## begin ENTRIES SUPPLIED

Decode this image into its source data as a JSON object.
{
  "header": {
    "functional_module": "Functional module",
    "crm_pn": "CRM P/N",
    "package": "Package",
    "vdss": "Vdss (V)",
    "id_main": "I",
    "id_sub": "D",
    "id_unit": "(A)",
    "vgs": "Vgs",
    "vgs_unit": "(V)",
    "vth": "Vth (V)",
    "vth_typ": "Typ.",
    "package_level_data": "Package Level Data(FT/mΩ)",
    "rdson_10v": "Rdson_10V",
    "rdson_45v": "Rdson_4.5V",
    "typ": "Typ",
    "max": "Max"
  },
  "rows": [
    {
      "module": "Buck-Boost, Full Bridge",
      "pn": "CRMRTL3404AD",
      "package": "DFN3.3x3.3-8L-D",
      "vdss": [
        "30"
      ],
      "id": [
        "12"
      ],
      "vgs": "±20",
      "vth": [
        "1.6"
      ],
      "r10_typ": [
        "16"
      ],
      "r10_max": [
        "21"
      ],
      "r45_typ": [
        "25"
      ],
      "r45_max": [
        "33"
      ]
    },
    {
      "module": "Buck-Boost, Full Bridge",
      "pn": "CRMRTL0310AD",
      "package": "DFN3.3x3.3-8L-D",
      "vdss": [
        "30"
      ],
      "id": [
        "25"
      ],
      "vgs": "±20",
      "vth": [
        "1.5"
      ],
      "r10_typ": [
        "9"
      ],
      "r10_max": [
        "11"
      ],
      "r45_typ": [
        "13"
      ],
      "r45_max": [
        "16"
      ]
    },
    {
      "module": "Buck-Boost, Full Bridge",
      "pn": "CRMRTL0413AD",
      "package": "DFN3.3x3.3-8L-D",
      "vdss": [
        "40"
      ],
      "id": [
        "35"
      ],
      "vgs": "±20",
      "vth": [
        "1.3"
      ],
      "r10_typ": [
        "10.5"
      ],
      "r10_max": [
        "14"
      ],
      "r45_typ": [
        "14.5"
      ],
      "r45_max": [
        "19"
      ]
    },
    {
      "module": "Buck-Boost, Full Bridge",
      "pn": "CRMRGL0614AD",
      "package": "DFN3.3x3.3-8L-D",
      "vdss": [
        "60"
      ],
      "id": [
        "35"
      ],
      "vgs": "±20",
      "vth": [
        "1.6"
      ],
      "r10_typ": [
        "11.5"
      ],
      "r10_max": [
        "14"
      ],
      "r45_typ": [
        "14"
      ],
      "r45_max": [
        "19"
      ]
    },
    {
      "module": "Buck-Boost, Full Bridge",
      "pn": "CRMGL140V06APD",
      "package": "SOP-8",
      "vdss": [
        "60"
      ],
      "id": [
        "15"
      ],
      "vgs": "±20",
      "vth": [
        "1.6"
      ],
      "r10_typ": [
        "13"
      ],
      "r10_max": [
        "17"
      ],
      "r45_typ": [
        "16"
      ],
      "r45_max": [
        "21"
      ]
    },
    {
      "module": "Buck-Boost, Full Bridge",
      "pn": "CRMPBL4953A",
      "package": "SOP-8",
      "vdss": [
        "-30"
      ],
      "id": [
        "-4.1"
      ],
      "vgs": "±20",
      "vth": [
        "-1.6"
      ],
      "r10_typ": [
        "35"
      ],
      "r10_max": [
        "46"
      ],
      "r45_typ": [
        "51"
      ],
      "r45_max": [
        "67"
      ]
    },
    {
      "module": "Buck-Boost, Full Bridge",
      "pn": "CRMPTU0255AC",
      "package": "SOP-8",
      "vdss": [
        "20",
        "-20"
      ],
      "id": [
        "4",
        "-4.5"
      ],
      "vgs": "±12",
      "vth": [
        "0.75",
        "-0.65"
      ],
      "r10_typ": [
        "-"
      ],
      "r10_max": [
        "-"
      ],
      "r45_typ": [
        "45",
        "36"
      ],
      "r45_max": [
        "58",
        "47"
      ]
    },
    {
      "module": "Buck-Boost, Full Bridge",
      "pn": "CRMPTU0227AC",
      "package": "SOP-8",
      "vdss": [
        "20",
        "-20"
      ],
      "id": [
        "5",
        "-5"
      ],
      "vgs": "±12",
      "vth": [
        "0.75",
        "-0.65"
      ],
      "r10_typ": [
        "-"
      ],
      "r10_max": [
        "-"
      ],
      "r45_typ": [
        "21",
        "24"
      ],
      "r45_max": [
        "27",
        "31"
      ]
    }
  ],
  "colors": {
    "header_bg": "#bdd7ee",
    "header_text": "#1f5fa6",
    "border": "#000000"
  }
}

## end ENTRIES SUPPLIED

Working from the material above, retype it in its entirety without change.

FINISHED EXERCISE:
Decode this image into its source data as a JSON object.
{
  "header": {
    "functional_module": "Functional module",
    "crm_pn": "CRM P/N",
    "package": "Package",
    "vdss": "Vdss (V)",
    "id_main": "I",
    "id_sub": "D",
    "id_unit": "(A)",
    "vgs": "Vgs",
    "vgs_unit": "(V)",
    "vth": "Vth (V)",
    "vth_typ": "Typ.",
    "package_level_data": "Package Level Data(FT/mΩ)",
    "rdson_10v": "Rdson_10V",
    "rdson_45v": "Rdson_4.5V",
    "typ": "Typ",
    "max": "Max"
  },
  "rows": [
    {
      "module": "Buck-Boost, Full Bridge",
      "pn": "CRMRTL3404AD",
      "package": "DFN3.3x3.3-8L-D",
      "vdss": [
        "30"
      ],
      "id": [
        "12"
      ],
      "vgs": "±20",
      "vth": [
        "1.6"
      ],
      "r10_typ": [
        "16"
      ],
      "r10_max": [
        "21"
      ],
      "r45_typ": [
        "25"
      ],
      "r45_max": [
        "33"
      ]
    },
    {
      "module": "Buck-Boost, Full Bridge",
      "pn": "CRMRTL0310AD",
      "package": "DFN3.3x3.3-8L-D",
      "vdss": [
        "30"
      ],
      "id": [
        "25"
      ],
      "vgs": "±20",
      "vth": [
        "1.5"
      ],
      "r10_typ": [
        "9"
      ],
      "r10_max": [
        "11"
      ],
      "r45_typ": [
        "13"
      ],
      "r45_max": [
        "16"
      ]
    },
    {
      "module": "Buck-Boost, Full Bridge",
      "pn": "CRMRTL0413AD",
      "package": "DFN3.3x3.3-8L-D",
      "vdss": [
        "40"
      ],
      "id": [
        "35"
      ],
      "vgs": "±20",
      "vth": [
        "1.3"
      ],
      "r10_typ": [
        "10.5"
      ],
      "r10_max": [
        "14"
      ],
      "r45_typ": [
        "14.5"
      ],
      "r45_max": [
        "19"
      ]
    },
    {
      "module": "Buck-Boost, Full Bridge",
      "pn": "CRMRGL0614AD",
      "package": "DFN3.3x3.3-8L-D",
      "vdss": [
        "60"
      ],
      "id": [
        "35"
      ],
      "vgs": "±20",
      "vth": [
        "1.6"
      ],
      "r10_typ": [
        "11.5"
      ],
      "r10_max": [
        "14"
      ],
      "r45_typ": [
        "14"
      ],
      "r45_max": [
        "19"
      ]
    },
    {
      "module": "Buck-Boost, Full Bridge",
      "pn": "CRMGL140V06APD",
      "package": "SOP-8",
      "vdss": [
        "60"
      ],
      "id": [
        "15"
      ],
      "vgs": "±20",
      "vth": [
        "1.6"
      ],
      "r10_typ": [
        "13"
      ],
      "r10_max": [
        "17"
      ],
      "r45_typ": [
        "16"
      ],
      "r45_max": [
        "21"
      ]
    },
    {
      "module": "Buck-Boost, Full Bridge",
      "pn": "CRMPBL4953A",
      "package": "SOP-8",
      "vdss": [
        "-30"
      ],
      "id": [
        "-4.1"
      ],
      "vgs": "±20",
      "vth": [
        "-1.6"
      ],
      "r10_typ": [
        "35"
      ],
      "r10_max": [
        "46"
      ],
      "r45_typ": [
        "51"
      ],
      "r45_max": [
        "67"
      ]
    },
    {
      "module": "Buck-Boost, Full Bridge",
      "pn": "CRMPTU0255AC",
      "package": "SOP-8",
      "vdss": [
        "20",
        "-20"
      ],
      "id": [
        "4",
        "-4.5"
      ],
      "vgs": "±12",
      "vth": [
        "0.75",
        "-0.65"
      ],
      "r10_typ": [
        "-"
      ],
      "r10_max": [
        "-"
      ],
      "r45_typ": [
        "45",
        "36"
      ],
      "r45_max": [
        "58",
        "47"
      ]
    },
    {
      "module": "Buck-Boost, Full Bridge",
      "pn": "CRMPTU0227AC",
      "package": "SOP-8",
      "vdss": [
        "20",
        "-20"
      ],
      "id": [
        "5",
        "-5"
      ],
      "vgs": "±12",
      "vth": [
        "0.75",
        "-0.65"
      ],
      "r10_typ": [
        "-"
      ],
      "r10_max": [
        "-"
      ],
      "r45_typ": [
        "21",
        "24"
      ],
      "r45_max": [
        "27",
        "31"
      ]
    }
  ],
  "colors": {
    "header_bg": "#bdd7ee",
    "header_text": "#1f5fa6",
    "border": "#000000"
  }
}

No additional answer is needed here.